§ WHAT NEEDS TO BE DONE
Every entry must be copied word for word.

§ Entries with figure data
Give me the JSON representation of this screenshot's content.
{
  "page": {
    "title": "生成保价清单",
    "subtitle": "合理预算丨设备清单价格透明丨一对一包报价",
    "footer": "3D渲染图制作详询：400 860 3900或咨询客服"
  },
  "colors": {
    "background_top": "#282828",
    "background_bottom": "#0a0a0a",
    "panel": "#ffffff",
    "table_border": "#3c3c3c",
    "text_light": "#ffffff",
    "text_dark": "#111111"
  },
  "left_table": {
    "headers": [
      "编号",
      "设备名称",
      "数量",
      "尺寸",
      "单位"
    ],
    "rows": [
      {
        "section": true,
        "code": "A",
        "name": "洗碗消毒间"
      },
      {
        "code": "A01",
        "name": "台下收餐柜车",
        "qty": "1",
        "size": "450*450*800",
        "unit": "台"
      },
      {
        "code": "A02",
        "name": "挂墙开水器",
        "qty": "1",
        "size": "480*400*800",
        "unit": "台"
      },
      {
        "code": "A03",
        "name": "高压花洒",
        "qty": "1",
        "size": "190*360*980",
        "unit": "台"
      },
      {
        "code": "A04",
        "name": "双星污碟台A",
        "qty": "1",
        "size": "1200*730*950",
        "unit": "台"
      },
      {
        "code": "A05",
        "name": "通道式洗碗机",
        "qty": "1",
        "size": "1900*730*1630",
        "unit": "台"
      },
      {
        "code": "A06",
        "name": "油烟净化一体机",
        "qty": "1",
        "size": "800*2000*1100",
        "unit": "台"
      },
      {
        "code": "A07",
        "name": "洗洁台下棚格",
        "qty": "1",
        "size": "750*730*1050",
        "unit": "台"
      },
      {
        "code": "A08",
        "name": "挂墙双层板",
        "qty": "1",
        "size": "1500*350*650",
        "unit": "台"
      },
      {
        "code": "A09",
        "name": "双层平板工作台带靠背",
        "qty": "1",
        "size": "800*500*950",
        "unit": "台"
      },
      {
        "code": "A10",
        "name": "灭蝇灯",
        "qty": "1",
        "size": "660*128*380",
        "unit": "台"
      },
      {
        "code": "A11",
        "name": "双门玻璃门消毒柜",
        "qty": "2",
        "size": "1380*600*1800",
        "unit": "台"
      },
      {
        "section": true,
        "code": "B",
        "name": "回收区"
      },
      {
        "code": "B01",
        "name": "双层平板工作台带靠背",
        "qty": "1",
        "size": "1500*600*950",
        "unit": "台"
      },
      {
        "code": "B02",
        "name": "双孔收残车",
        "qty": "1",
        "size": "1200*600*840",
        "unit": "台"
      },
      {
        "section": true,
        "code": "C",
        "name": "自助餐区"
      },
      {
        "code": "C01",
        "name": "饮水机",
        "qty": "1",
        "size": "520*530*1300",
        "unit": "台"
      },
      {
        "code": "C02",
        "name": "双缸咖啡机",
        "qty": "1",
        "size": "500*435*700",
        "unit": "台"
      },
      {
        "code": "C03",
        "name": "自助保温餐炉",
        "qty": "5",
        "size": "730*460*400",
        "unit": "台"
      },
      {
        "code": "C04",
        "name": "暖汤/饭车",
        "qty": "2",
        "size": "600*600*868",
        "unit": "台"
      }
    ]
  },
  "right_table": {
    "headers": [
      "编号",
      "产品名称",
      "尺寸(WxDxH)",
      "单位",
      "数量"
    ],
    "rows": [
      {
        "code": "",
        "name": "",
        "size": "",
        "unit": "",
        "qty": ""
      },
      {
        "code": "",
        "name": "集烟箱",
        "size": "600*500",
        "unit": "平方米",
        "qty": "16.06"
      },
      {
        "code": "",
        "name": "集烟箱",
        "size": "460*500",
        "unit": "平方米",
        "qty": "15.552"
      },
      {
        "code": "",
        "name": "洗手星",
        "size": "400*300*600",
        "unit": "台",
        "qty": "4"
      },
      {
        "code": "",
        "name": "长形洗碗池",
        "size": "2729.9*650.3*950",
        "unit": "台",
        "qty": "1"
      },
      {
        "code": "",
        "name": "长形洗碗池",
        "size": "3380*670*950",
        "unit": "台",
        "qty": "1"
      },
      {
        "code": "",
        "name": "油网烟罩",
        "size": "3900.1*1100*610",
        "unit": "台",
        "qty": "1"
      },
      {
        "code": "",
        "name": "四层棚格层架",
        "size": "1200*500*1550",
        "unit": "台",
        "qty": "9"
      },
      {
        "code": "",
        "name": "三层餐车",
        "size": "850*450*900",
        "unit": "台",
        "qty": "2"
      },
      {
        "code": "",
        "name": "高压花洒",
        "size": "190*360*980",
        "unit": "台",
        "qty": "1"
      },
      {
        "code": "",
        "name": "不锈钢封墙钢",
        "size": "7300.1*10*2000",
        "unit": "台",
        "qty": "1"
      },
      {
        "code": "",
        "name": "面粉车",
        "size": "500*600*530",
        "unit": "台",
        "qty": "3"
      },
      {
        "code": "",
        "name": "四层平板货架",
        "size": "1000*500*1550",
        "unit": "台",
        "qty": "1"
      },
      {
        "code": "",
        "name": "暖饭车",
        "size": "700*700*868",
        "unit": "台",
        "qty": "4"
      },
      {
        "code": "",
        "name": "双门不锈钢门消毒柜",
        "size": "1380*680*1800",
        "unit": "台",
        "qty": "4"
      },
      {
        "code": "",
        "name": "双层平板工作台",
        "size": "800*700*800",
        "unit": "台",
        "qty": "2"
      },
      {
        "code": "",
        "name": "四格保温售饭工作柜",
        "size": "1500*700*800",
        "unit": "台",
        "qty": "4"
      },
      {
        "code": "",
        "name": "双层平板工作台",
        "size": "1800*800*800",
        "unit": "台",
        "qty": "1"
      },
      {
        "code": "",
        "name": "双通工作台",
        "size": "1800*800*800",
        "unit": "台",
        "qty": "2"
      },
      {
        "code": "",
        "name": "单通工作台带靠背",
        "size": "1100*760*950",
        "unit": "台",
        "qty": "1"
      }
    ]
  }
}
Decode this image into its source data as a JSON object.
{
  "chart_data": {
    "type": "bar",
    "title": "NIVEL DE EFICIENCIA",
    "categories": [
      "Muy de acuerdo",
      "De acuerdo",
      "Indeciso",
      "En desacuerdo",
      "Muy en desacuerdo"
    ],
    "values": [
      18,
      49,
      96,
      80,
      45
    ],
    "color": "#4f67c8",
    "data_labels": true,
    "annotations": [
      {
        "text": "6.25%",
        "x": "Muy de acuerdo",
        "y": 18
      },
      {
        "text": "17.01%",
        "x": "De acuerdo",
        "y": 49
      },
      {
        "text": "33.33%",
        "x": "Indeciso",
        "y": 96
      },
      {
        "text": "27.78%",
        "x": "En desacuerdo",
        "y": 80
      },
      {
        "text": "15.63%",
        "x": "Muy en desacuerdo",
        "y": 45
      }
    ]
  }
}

§ FINISHED TASK
Give me the JSON representation of this screenshot's content.
{
  "page": {
    "title": "生成保价清单",
    "subtitle": "合理预算丨设备清单价格透明丨一对一包报价",
    "footer": "3D渲染图制作详询：400 860 3900或咨询客服"
  },
  "colors": {
    "background_top": "#282828",
    "background_bottom": "#0a0a0a",
    "panel": "#ffffff",
    "table_border": "#3c3c3c",
    "text_light": "#ffffff",
    "text_dark": "#111111"
  },
  "left_table": {
    "headers": [
      "编号",
      "设备名称",
      "数量",
      "尺寸",
      "单位"
    ],
    "rows": [
      {
        "section": true,
        "code": "A",
        "name": "洗碗消毒间"
      },
      {
        "code": "A01",
        "name": "台下收餐柜车",
        "qty": "1",
        "size": "450*450*800",
        "unit": "台"
      },
      {
        "code": "A02",
        "name": "挂墙开水器",
        "qty": "1",
        "size": "480*400*800",
        "unit": "台"
      },
      {
        "code": "A03",
        "name": "高压花洒",
        "qty": "1",
        "size": "190*360*980",
        "unit": "台"
      },
      {
        "code": "A04",
        "name": "双星污碟台A",
        "qty": "1",
        "size": "1200*730*950",
        "unit": "台"
      },
      {
        "code": "A05",
        "name": "通道式洗碗机",
        "qty": "1",
        "size": "1900*730*1630",
        "unit": "台"
      },
      {
        "code": "A06",
        "name": "油烟净化一体机",
        "qty": "1",
        "size": "800*2000*1100",
        "unit": "台"
      },
      {
        "code": "A07",
        "name": "洗洁台下棚格",
        "qty": "1",
        "size": "750*730*1050",
        "unit": "台"
      },
      {
        "code": "A08",
        "name": "挂墙双层板",
        "qty": "1",
        "size": "1500*350*650",
        "unit": "台"
      },
      {
        "code": "A09",
        "name": "双层平板工作台带靠背",
        "qty": "1",
        "size": "800*500*950",
        "unit": "台"
      },
      {
        "code": "A10",
        "name": "灭蝇灯",
        "qty": "1",
        "size": "660*128*380",
        "unit": "台"
      },
      {
        "code": "A11",
        "name": "双门玻璃门消毒柜",
        "qty": "2",
        "size": "1380*600*1800",
        "unit": "台"
      },
      {
        "section": true,
        "code": "B",
        "name": "回收区"
      },
      {
        "code": "B01",
        "name": "双层平板工作台带靠背",
        "qty": "1",
        "size": "1500*600*950",
        "unit": "台"
      },
      {
        "code": "B02",
        "name": "双孔收残车",
        "qty": "1",
        "size": "1200*600*840",
        "unit": "台"
      },
      {
        "section": true,
        "code": "C",
        "name": "自助餐区"
      },
      {
        "code": "C01",
        "name": "饮水机",
        "qty": "1",
        "size": "520*530*1300",
        "unit": "台"
      },
      {
        "code": "C02",
        "name": "双缸咖啡机",
        "qty": "1",
        "size": "500*435*700",
        "unit": "台"
      },
      {
        "code": "C03",
        "name": "自助保温餐炉",
        "qty": "5",
        "size": "730*460*400",
        "unit": "台"
      },
      {
        "code": "C04",
        "name": "暖汤/饭车",
        "qty": "2",
        "size": "600*600*868",
        "unit": "台"
      }
    ]
  },
  "right_table": {
    "headers": [
      "编号",
      "产品名称",
      "尺寸(WxDxH)",
      "单位",
      "数量"
    ],
    "rows": [
      {
        "code": "",
        "name": "",
        "size": "",
        "unit": "",
        "qty": ""
      },
      {
        "code": "",
        "name": "集烟箱",
        "size": "600*500",
        "unit": "平方米",
        "qty": "16.06"
      },
      {
        "code": "",
        "name": "集烟箱",
        "size": "460*500",
        "unit": "平方米",
        "qty": "15.552"
      },
      {
        "code": "",
        "name": "洗手星",
        "size": "400*300*600",
        "unit": "台",
        "qty": "4"
      },
      {
        "code": "",
        "name": "长形洗碗池",
        "size": "2729.9*650.3*950",
        "unit": "台",
        "qty": "1"
      },
      {
        "code": "",
        "name": "长形洗碗池",
        "size": "3380*670*950",
        "unit": "台",
        "qty": "1"
      },
      {
        "code": "",
        "name": "油网烟罩",
        "size": "3900.1*1100*610",
        "unit": "台",
        "qty": "1"
      },
      {
        "code": "",
        "name": "四层棚格层架",
        "size": "1200*500*1550",
        "unit": "台",
        "qty": "9"
      },
      {
        "code": "",
        "name": "三层餐车",
        "size": "850*450*900",
        "unit": "台",
        "qty": "2"
      },
      {
        "code": "",
        "name": "高压花洒",
        "size": "190*360*980",
        "unit": "台",
        "qty": "1"
      },
      {
        "code": "",
        "name": "不锈钢封墙钢",
        "size": "7300.1*10*2000",
        "unit": "台",
        "qty": "1"
      },
      {
        "code": "",
        "name": "面粉车",
        "size": "500*600*530",
        "unit": "台",
        "qty": "3"
      },
      {
        "code": "",
        "name": "四层平板货架",
        "size": "1000*500*1550",
        "unit": "台",
        "qty": "1"
      },
      {
        "code": "",
        "name": "暖饭车",
        "size": "700*700*868",
        "unit": "台",
        "qty": "4"
      },
      {
        "code": "",
        "name": "双门不锈钢门消毒柜",
        "size": "1380*680*1800",
        "unit": "台",
        "qty": "4"
      },
      {
        "code": "",
        "name": "双层平板工作台",
        "size": "800*700*800",
        "unit": "台",
        "qty": "2"
      },
      {
        "code": "",
        "name": "四格保温售饭工作柜",
        "size": "1500*700*800",
        "unit": "台",
        "qty": "4"
      },
      {
        "code": "",
        "name": "双层平板工作台",
        "size": "1800*800*800",
        "unit": "台",
        "qty": "1"
      },
      {
        "code": "",
        "name": "双通工作台",
        "size": "1800*800*800",
        "unit": "台",
        "qty": "2"
      },
      {
        "code": "",
        "name": "单通工作台带靠背",
        "size": "1100*760*950",
        "unit": "台",
        "qty": "1"
      }
    ]
  }
}
Decode this image into its source data as a JSON object.
{
  "chart_data": {
    "type": "bar",
    "title": "NIVEL DE EFICIENCIA",
    "categories": [
      "Muy de acuerdo",
      "De acuerdo",
      "Indeciso",
      "En desacuerdo",
      "Muy en desacuerdo"
    ],
    "values": [
      18,
      49,
      96,
      80,
      45
    ],
    "color": "#4f67c8",
    "data_labels": true,
    "annotations": [
      {
        "text": "6.25%",
        "x": "Muy de acuerdo",
        "y": 18
      },
      {
        "text": "17.01%",
        "x": "De acuerdo",
        "y": 49
      },
      {
        "text": "33.33%",
        "x": "Indeciso",
        "y": 96
      },
      {
        "text": "27.78%",
        "x": "En desacuerdo",
        "y": 80
      },
      {
        "text": "15.63%",
        "x": "Muy en desacuerdo",
        "y": 45
      }
    ]
  }
}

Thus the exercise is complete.